Stored dataset items:
=-=-=
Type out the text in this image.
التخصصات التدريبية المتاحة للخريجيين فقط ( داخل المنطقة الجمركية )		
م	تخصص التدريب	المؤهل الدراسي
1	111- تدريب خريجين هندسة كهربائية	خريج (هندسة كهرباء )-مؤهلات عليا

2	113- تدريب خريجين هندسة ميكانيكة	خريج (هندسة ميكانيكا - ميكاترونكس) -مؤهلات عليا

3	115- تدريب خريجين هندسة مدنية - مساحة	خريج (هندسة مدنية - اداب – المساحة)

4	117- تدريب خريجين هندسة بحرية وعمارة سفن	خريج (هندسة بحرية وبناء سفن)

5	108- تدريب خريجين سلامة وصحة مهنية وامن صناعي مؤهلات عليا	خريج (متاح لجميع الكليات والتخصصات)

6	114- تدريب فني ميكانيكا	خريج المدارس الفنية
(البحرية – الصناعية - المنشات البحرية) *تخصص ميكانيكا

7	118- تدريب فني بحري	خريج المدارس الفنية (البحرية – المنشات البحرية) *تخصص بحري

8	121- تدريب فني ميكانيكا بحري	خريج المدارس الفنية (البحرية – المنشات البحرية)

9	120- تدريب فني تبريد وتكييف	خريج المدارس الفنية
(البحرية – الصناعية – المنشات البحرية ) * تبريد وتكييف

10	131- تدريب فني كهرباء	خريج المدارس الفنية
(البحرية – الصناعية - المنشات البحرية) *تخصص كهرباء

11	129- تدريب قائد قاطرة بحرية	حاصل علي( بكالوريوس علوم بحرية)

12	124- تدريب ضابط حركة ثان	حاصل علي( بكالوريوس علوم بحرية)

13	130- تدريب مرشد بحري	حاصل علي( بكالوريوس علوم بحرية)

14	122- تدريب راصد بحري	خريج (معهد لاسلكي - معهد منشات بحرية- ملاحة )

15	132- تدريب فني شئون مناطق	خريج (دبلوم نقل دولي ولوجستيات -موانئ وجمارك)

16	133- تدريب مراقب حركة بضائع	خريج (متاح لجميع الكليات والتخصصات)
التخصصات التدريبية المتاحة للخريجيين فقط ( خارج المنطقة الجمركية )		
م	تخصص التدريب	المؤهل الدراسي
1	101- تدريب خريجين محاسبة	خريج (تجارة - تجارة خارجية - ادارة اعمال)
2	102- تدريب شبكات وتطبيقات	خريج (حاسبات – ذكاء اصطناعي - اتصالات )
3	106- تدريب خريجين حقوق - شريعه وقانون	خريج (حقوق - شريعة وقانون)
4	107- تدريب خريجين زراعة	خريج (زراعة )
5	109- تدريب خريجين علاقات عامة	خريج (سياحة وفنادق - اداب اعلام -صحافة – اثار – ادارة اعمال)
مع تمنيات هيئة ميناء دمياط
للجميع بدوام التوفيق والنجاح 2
=-=-=
▸ **WHAT THE EXERCISE ASKS**
Work out how many lines in the entries hold the string "اداب". Your answer should consist solely of that number.

▸ **FINISHED ANSWER**
2